BRIEF — Give the listing below again in full, exactly as written.

Data records:
»»

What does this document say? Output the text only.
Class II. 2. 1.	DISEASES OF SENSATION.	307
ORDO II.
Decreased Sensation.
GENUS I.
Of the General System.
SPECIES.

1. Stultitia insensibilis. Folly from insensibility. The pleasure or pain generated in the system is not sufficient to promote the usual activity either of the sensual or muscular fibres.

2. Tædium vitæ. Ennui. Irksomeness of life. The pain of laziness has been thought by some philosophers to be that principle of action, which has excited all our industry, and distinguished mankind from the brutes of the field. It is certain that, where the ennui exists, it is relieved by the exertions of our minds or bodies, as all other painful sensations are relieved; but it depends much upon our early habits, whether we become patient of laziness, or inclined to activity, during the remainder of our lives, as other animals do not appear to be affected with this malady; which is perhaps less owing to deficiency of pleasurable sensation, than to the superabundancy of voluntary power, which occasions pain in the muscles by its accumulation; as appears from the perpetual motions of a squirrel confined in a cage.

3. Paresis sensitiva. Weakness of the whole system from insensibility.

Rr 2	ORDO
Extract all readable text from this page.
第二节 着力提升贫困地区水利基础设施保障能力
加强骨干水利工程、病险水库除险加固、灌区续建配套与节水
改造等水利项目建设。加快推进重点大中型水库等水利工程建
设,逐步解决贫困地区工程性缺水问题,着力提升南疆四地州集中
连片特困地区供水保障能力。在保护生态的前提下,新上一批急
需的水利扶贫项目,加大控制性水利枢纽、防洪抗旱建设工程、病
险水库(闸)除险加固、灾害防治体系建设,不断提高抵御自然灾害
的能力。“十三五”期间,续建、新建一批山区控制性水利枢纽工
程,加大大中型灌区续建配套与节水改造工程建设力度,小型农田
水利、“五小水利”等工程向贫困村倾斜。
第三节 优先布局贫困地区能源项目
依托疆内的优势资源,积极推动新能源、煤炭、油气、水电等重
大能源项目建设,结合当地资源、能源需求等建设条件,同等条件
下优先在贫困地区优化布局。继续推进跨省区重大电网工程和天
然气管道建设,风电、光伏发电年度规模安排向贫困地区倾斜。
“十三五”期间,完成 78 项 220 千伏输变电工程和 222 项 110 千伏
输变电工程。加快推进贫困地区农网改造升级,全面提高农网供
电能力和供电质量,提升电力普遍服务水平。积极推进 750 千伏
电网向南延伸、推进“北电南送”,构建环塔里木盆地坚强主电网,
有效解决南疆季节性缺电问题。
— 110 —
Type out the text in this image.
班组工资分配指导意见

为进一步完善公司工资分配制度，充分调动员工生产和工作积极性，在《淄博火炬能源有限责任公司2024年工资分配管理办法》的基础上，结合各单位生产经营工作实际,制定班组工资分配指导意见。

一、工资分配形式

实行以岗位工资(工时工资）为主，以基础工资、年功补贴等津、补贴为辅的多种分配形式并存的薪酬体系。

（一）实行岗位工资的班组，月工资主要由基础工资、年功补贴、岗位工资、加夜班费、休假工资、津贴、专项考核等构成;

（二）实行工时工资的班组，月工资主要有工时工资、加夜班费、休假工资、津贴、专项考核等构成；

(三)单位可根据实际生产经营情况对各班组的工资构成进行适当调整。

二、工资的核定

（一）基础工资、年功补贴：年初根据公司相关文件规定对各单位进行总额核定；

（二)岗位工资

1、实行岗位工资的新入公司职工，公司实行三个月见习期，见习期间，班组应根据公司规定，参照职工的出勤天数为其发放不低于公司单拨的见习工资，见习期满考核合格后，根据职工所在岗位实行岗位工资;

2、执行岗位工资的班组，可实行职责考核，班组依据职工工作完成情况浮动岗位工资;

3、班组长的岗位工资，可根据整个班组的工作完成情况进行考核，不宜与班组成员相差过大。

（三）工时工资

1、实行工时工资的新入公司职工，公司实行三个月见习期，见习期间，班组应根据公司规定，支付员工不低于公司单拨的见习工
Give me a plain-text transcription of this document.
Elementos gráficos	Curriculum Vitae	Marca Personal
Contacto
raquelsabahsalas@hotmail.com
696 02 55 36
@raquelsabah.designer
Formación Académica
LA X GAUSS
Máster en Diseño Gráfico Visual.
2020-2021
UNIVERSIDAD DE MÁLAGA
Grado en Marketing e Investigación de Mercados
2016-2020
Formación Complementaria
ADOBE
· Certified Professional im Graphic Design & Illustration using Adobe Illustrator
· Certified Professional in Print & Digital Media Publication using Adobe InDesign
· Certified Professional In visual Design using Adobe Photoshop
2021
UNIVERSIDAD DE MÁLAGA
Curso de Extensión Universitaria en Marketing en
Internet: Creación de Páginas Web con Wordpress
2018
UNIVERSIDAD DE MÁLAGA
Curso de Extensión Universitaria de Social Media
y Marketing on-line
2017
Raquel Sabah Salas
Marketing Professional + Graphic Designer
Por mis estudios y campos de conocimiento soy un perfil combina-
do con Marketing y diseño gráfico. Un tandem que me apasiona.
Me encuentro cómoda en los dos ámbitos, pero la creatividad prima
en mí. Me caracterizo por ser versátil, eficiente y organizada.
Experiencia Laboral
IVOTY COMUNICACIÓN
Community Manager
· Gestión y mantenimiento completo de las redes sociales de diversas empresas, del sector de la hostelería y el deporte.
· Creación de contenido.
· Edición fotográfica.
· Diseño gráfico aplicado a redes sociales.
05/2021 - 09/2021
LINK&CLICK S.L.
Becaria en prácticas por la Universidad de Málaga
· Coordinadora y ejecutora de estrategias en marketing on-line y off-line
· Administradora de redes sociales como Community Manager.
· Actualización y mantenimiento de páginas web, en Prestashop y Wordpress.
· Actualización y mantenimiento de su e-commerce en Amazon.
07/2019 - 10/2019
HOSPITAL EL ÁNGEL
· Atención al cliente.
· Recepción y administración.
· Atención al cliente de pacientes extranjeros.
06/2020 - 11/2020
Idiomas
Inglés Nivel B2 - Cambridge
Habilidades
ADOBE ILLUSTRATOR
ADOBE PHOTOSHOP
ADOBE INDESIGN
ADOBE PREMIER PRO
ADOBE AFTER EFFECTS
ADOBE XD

««

WRITTEN ANSWER —
What does this document say? Output the text only.
Class II. 2. 1.	DISEASES OF SENSATION.	307
ORDO II.
Decreased Sensation.
GENUS I.
Of the General System.
SPECIES.

1. Stultitia insensibilis. Folly from insensibility. The pleasure or pain generated in the system is not sufficient to promote the usual activity either of the sensual or muscular fibres.

2. Tædium vitæ. Ennui. Irksomeness of life. The pain of laziness has been thought by some philosophers to be that principle of action, which has excited all our industry, and distinguished mankind from the brutes of the field. It is certain that, where the ennui exists, it is relieved by the exertions of our minds or bodies, as all other painful sensations are relieved; but it depends much upon our early habits, whether we become patient of laziness, or inclined to activity, during the remainder of our lives, as other animals do not appear to be affected with this malady; which is perhaps less owing to deficiency of pleasurable sensation, than to the superabundancy of voluntary power, which occasions pain in the muscles by its accumulation; as appears from the perpetual motions of a squirrel confined in a cage.

3. Paresis sensitiva. Weakness of the whole system from insensibility.

Rr 2	ORDO
Extract all readable text from this page.
第二节 着力提升贫困地区水利基础设施保障能力
加强骨干水利工程、病险水库除险加固、灌区续建配套与节水
改造等水利项目建设。加快推进重点大中型水库等水利工程建
设,逐步解决贫困地区工程性缺水问题,着力提升南疆四地州集中
连片特困地区供水保障能力。在保护生态的前提下,新上一批急
需的水利扶贫项目,加大控制性水利枢纽、防洪抗旱建设工程、病
险水库(闸)除险加固、灾害防治体系建设,不断提高抵御自然灾害
的能力。“十三五”期间,续建、新建一批山区控制性水利枢纽工
程,加大大中型灌区续建配套与节水改造工程建设力度,小型农田
水利、“五小水利”等工程向贫困村倾斜。
第三节 优先布局贫困地区能源项目
依托疆内的优势资源,积极推动新能源、煤炭、油气、水电等重
大能源项目建设,结合当地资源、能源需求等建设条件,同等条件
下优先在贫困地区优化布局。继续推进跨省区重大电网工程和天
然气管道建设,风电、光伏发电年度规模安排向贫困地区倾斜。
“十三五”期间,完成 78 项 220 千伏输变电工程和 222 项 110 千伏
输变电工程。加快推进贫困地区农网改造升级,全面提高农网供
电能力和供电质量,提升电力普遍服务水平。积极推进 750 千伏
电网向南延伸、推进“北电南送”,构建环塔里木盆地坚强主电网,
有效解决南疆季节性缺电问题。
— 110 —
Type out the text in this image.
班组工资分配指导意见

为进一步完善公司工资分配制度，充分调动员工生产和工作积极性，在《淄博火炬能源有限责任公司2024年工资分配管理办法》的基础上，结合各单位生产经营工作实际,制定班组工资分配指导意见。

一、工资分配形式

实行以岗位工资(工时工资）为主，以基础工资、年功补贴等津、补贴为辅的多种分配形式并存的薪酬体系。

（一）实行岗位工资的班组，月工资主要由基础工资、年功补贴、岗位工资、加夜班费、休假工资、津贴、专项考核等构成;

（二）实行工时工资的班组，月工资主要有工时工资、加夜班费、休假工资、津贴、专项考核等构成；

(三)单位可根据实际生产经营情况对各班组的工资构成进行适当调整。

二、工资的核定

（一）基础工资、年功补贴：年初根据公司相关文件规定对各单位进行总额核定；

（二)岗位工资

1、实行岗位工资的新入公司职工，公司实行三个月见习期，见习期间，班组应根据公司规定，参照职工的出勤天数为其发放不低于公司单拨的见习工资，见习期满考核合格后，根据职工所在岗位实行岗位工资;

2、执行岗位工资的班组，可实行职责考核，班组依据职工工作完成情况浮动岗位工资;

3、班组长的岗位工资，可根据整个班组的工作完成情况进行考核，不宜与班组成员相差过大。

（三）工时工资

1、实行工时工资的新入公司职工，公司实行三个月见习期，见习期间，班组应根据公司规定，支付员工不低于公司单拨的见习工
Give me a plain-text transcription of this document.
Elementos gráficos	Curriculum Vitae	Marca Personal
Contacto
raquelsabahsalas@hotmail.com
696 02 55 36
@raquelsabah.designer
Formación Académica
LA X GAUSS
Máster en Diseño Gráfico Visual.
2020-2021
UNIVERSIDAD DE MÁLAGA
Grado en Marketing e Investigación de Mercados
2016-2020
Formación Complementaria
ADOBE
· Certified Professional im Graphic Design & Illustration using Adobe Illustrator
· Certified Professional in Print & Digital Media Publication using Adobe InDesign
· Certified Professional In visual Design using Adobe Photoshop
2021
UNIVERSIDAD DE MÁLAGA
Curso de Extensión Universitaria en Marketing en
Internet: Creación de Páginas Web con Wordpress
2018
UNIVERSIDAD DE MÁLAGA
Curso de Extensión Universitaria de Social Media
y Marketing on-line
2017
Raquel Sabah Salas
Marketing Professional + Graphic Designer
Por mis estudios y campos de conocimiento soy un perfil combina-
do con Marketing y diseño gráfico. Un tandem que me apasiona.
Me encuentro cómoda en los dos ámbitos, pero la creatividad prima
en mí. Me caracterizo por ser versátil, eficiente y organizada.
Experiencia Laboral
IVOTY COMUNICACIÓN
Community Manager
· Gestión y mantenimiento completo de las redes sociales de diversas empresas, del sector de la hostelería y el deporte.
· Creación de contenido.
· Edición fotográfica.
· Diseño gráfico aplicado a redes sociales.
05/2021 - 09/2021
LINK&CLICK S.L.
Becaria en prácticas por la Universidad de Málaga
· Coordinadora y ejecutora de estrategias en marketing on-line y off-line
· Administradora de redes sociales como Community Manager.
· Actualización y mantenimiento de páginas web, en Prestashop y Wordpress.
· Actualización y mantenimiento de su e-commerce en Amazon.
07/2019 - 10/2019
HOSPITAL EL ÁNGEL
· Atención al cliente.
· Recepción y administración.
· Atención al cliente de pacientes extranjeros.
06/2020 - 11/2020
Idiomas
Inglés Nivel B2 - Cambridge
Habilidades
ADOBE ILLUSTRATOR
ADOBE PHOTOSHOP
ADOBE INDESIGN
ADOBE PREMIER PRO
ADOBE AFTER EFFECTS
ADOBE XD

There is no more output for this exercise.